Set exercise: Select every line below containing the word "dieser".

(Records from a data collection)
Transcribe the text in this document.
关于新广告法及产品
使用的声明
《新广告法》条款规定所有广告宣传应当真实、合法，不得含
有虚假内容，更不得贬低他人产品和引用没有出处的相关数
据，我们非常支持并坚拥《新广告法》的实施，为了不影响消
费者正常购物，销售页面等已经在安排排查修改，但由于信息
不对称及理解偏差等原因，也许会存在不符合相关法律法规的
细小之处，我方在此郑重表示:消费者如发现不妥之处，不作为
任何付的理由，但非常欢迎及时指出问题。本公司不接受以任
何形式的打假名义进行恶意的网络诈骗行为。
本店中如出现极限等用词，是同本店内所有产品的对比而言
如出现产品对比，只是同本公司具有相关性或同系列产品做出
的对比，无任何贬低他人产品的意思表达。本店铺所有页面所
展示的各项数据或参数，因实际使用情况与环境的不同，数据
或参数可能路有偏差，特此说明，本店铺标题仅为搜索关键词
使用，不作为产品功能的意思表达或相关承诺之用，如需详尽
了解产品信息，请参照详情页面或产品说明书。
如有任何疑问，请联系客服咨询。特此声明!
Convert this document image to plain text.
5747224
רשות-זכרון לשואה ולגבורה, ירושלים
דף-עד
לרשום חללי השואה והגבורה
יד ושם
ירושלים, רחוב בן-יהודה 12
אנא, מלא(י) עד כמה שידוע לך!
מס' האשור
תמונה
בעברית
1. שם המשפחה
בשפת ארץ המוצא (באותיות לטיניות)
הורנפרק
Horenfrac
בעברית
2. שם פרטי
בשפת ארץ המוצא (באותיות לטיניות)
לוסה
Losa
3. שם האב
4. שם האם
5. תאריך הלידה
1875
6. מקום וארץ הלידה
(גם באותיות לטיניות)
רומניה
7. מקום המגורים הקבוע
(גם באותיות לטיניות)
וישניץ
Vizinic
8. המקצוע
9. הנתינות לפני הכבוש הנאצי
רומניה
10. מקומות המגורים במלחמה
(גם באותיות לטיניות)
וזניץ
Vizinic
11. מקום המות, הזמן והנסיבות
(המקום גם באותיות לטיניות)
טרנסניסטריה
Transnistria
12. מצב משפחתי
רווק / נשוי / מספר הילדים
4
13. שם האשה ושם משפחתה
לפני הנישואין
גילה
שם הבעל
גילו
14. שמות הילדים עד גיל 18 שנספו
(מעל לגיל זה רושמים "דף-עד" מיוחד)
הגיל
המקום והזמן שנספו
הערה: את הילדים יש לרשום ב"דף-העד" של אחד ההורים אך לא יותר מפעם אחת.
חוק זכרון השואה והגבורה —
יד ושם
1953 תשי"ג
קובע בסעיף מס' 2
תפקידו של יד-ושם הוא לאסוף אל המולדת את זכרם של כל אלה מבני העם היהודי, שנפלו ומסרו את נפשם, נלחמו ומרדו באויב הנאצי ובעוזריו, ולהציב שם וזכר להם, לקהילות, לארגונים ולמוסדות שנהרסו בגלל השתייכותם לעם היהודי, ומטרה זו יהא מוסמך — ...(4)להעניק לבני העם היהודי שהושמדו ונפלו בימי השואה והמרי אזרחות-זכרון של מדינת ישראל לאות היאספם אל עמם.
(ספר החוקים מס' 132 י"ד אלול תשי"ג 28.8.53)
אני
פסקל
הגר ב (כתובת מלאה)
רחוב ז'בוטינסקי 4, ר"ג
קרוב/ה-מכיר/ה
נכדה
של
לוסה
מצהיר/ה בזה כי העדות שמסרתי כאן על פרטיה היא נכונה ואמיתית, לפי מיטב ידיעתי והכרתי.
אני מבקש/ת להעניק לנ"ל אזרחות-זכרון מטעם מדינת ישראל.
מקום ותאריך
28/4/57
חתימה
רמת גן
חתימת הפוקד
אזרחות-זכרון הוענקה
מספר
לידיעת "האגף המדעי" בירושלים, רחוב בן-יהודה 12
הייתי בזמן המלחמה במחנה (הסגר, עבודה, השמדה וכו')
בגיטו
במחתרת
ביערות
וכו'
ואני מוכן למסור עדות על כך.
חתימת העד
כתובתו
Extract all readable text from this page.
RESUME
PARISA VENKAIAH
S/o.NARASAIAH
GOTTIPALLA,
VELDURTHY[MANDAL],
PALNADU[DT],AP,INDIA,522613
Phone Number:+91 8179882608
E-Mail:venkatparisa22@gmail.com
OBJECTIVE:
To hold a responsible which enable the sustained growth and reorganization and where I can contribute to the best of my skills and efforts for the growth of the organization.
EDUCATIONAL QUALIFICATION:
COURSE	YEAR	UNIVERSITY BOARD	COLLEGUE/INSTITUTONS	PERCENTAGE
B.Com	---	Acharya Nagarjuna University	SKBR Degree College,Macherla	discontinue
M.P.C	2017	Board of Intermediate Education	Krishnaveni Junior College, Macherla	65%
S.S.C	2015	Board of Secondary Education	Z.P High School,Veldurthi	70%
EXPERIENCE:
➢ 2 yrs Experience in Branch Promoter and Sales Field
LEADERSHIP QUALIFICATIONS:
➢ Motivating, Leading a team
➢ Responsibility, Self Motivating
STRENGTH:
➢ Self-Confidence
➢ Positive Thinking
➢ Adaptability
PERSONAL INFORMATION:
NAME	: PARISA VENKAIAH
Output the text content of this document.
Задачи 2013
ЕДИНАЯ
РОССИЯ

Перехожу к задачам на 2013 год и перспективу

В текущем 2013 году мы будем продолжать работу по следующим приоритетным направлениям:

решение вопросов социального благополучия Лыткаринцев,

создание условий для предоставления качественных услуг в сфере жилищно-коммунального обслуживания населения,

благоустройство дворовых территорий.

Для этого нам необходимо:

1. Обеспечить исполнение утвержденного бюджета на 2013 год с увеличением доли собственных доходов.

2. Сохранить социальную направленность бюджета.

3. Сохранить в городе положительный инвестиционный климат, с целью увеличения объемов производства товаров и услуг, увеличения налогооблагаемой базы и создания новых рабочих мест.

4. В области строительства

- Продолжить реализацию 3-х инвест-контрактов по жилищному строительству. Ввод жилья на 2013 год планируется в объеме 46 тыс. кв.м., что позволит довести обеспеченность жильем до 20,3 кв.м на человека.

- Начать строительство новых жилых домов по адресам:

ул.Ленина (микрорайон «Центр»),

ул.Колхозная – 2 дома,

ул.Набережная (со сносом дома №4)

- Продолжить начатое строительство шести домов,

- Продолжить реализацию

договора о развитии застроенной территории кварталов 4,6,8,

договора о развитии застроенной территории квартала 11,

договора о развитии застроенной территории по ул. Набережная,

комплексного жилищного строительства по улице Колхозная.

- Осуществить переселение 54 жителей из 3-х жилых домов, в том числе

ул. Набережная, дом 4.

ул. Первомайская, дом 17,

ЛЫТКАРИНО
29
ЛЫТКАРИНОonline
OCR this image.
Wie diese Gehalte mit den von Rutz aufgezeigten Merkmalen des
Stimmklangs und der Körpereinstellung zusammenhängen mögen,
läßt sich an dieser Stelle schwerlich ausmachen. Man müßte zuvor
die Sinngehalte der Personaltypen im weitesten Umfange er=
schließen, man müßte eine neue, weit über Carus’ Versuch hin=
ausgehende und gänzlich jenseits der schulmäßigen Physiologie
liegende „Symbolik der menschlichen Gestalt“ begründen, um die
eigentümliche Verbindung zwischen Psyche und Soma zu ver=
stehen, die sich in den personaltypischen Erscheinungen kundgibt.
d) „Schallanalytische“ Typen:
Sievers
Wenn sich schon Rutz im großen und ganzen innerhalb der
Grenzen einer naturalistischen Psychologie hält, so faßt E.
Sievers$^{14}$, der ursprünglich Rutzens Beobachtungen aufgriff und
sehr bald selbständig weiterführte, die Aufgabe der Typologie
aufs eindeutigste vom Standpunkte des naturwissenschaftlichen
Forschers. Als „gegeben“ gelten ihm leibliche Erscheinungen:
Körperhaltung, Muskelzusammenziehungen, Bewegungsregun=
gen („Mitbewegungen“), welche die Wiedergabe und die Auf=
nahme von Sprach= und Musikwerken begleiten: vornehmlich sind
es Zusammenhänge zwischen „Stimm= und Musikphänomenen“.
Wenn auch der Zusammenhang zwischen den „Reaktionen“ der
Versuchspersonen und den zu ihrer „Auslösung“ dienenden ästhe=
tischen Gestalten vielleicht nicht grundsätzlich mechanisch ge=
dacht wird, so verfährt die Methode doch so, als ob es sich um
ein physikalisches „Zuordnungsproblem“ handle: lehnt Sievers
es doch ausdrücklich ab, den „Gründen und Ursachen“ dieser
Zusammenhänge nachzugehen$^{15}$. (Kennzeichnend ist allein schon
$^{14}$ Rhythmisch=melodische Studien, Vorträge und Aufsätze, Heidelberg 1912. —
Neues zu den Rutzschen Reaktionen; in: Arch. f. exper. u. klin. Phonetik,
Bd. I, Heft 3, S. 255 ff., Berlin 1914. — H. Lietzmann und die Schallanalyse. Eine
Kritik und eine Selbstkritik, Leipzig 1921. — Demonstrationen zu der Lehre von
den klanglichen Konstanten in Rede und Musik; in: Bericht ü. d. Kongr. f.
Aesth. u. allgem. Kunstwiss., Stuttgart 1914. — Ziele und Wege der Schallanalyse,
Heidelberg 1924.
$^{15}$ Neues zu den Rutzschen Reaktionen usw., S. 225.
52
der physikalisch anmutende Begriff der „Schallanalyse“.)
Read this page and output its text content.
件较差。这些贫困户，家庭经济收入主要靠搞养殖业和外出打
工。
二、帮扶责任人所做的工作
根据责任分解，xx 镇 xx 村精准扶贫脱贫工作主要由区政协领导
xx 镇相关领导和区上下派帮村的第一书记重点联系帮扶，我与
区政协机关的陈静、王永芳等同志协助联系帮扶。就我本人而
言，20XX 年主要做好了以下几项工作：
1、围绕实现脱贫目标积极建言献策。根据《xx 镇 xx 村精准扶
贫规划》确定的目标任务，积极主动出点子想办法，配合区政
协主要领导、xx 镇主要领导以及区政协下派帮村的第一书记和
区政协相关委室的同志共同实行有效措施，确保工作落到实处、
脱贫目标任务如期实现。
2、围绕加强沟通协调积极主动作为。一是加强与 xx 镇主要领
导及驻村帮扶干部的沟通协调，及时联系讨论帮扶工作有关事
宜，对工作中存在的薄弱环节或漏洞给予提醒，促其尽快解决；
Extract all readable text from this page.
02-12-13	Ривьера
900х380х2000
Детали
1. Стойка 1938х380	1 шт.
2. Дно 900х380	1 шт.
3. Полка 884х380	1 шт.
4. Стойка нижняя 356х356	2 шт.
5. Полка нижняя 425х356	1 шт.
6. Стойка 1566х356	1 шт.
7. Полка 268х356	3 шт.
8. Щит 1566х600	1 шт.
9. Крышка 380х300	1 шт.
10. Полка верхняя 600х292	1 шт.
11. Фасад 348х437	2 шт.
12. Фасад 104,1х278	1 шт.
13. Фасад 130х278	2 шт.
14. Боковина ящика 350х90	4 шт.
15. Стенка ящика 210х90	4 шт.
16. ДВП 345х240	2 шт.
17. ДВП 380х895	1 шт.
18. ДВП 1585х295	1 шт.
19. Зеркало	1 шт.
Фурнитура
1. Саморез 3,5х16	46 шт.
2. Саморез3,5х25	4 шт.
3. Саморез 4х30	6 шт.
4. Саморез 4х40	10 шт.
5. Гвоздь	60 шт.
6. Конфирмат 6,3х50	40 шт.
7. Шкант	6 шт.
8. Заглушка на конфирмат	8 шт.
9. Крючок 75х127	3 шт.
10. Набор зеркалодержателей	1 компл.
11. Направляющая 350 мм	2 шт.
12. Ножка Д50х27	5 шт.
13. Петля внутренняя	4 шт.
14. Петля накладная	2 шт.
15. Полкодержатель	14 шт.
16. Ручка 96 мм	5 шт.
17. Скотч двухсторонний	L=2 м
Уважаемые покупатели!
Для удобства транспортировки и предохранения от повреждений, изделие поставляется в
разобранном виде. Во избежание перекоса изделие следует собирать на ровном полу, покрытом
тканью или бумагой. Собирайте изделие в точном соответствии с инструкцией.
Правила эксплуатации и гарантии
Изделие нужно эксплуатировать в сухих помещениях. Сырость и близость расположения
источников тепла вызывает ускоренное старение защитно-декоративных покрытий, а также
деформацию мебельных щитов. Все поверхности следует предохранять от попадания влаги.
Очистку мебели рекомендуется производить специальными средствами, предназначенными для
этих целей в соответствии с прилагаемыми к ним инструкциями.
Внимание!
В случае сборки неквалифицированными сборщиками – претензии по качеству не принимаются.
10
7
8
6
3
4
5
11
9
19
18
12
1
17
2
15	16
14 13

Response for this exercise:
läßt sich an dieser Stelle schwerlich ausmachen. Man müßte zuvor
es doch ausdrücklich ab, den „Gründen und Ursachen“ dieser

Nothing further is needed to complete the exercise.